### Objective
Write out all of the records precisely. Skip anything that is a picture.

Stored entries
****************
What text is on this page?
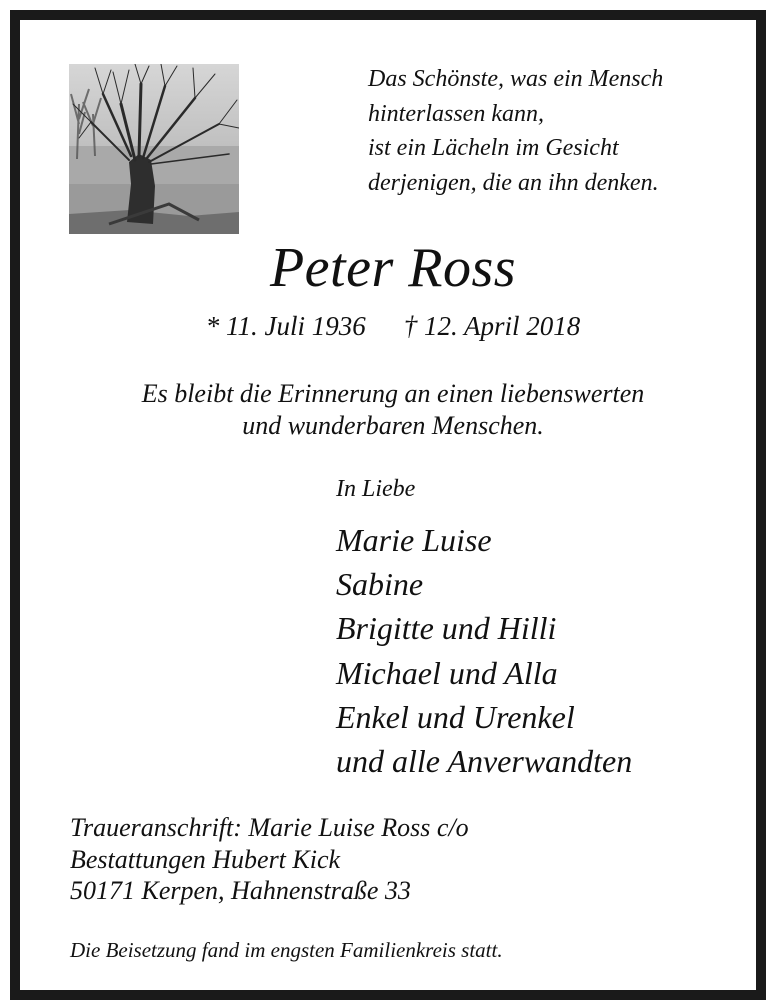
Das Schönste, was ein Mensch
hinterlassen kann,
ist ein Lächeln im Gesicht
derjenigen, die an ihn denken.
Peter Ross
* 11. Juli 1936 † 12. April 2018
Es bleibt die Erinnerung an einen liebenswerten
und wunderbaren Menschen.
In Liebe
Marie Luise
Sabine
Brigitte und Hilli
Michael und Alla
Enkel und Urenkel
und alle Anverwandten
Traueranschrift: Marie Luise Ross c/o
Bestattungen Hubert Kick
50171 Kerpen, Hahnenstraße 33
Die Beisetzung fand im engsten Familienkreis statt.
****************
### Written solution
What text is on this page?
Das Schönste, was ein Mensch
hinterlassen kann,
ist ein Lächeln im Gesicht
derjenigen, die an ihn denken.
Peter Ross
* 11. Juli 1936 † 12. April 2018
Es bleibt die Erinnerung an einen liebenswerten
und wunderbaren Menschen.
In Liebe
Marie Luise
Sabine
Brigitte und Hilli
Michael und Alla
Enkel und Urenkel
und alle Anverwandten
Traueranschrift: Marie Luise Ross c/o
Bestattungen Hubert Kick
50171 Kerpen, Hahnenstraße 33
Die Beisetzung fand im engsten Familienkreis statt.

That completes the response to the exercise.